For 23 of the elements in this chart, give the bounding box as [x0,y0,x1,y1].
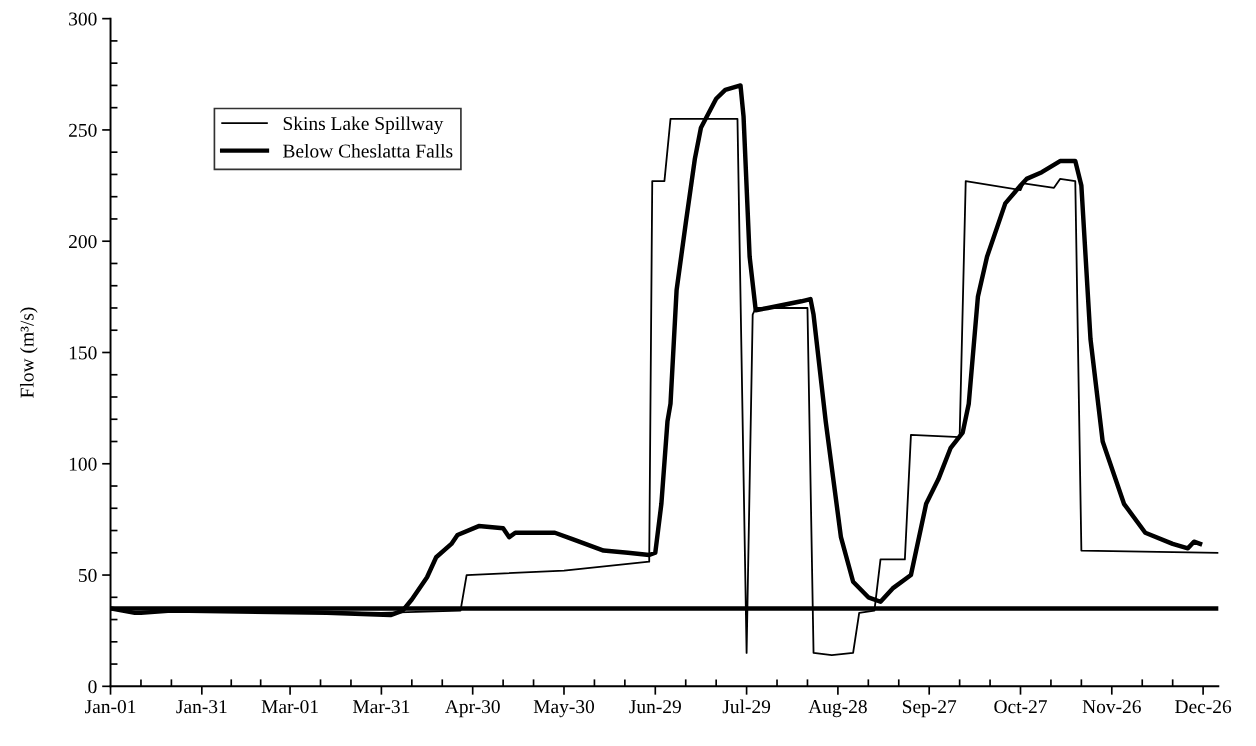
x-tick-label: Jan-01 [85,700,136,714]
y-tick-label: 200 [69,235,97,249]
y-axis-title: Flow (m³/s) [19,307,38,398]
x-tick-label: Dec-26 [1175,700,1232,714]
y-tick-label: 250 [69,123,97,137]
x-tick-label: Sep-27 [902,700,957,718]
x-tick-label: Oct-27 [994,700,1047,714]
y-tick-label: 100 [69,457,97,471]
x-tick-label: Apr-30 [445,700,500,718]
y-tick-label: 300 [69,12,97,26]
y-tick-label: 0 [88,680,97,694]
x-tick-label: Jun-29 [629,700,681,714]
x-tick-label: Mar-01 [261,700,318,714]
x-tick-label: Jul-29 [722,699,771,714]
legend-label: Below Cheslatta Falls [283,143,453,158]
x-tick-label: Aug-28 [808,700,867,718]
y-tick-label: 150 [69,346,97,360]
y-tick-label: 50 [79,568,97,582]
legend-label: Skins Lake Spillway [283,116,444,135]
x-tick-label: Mar-31 [352,700,410,714]
x-tick-label: Jan-31 [176,700,227,714]
x-tick-label: May-30 [533,700,595,718]
x-tick-label: Nov-26 [1082,700,1141,714]
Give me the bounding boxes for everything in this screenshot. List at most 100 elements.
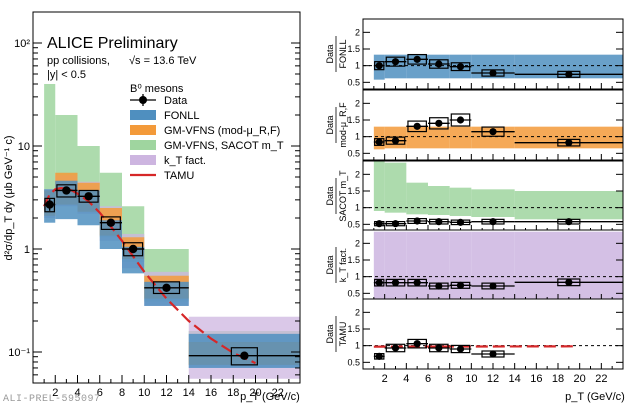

■ ■ ■ ■ ■

### Work to do
Rewrite all the entries above with "elements" replaced by "items" and everything else left as is. Leave the pictures out.

### Complete response
For 23 of the items in this chart, give the bounding box as [x0,y0,x1,y1].
x-tick-label: Jan-01 [85,700,136,714]
y-tick-label: 200 [69,235,97,249]
y-axis-title: Flow (m³/s) [19,307,38,398]
x-tick-label: Dec-26 [1175,700,1232,714]
y-tick-label: 250 [69,123,97,137]
x-tick-label: Sep-27 [902,700,957,718]
x-tick-label: Oct-27 [994,700,1047,714]
y-tick-label: 100 [69,457,97,471]
x-tick-label: Apr-30 [445,700,500,718]
y-tick-label: 300 [69,12,97,26]
y-tick-label: 0 [88,680,97,694]
x-tick-label: Jun-29 [629,700,681,714]
x-tick-label: Mar-01 [261,700,318,714]
x-tick-label: Jul-29 [722,699,771,714]
legend-label: Below Cheslatta Falls [283,143,453,158]
x-tick-label: Aug-28 [808,700,867,718]
y-tick-label: 150 [69,346,97,360]
y-tick-label: 50 [79,568,97,582]
legend-label: Skins Lake Spillway [283,116,444,135]
x-tick-label: Mar-31 [352,700,410,714]
x-tick-label: Jan-31 [176,700,227,714]
x-tick-label: May-30 [533,700,595,718]
x-tick-label: Nov-26 [1082,700,1141,714]
Give me the bounding boxes for everything in this screenshot. List at most 100 items.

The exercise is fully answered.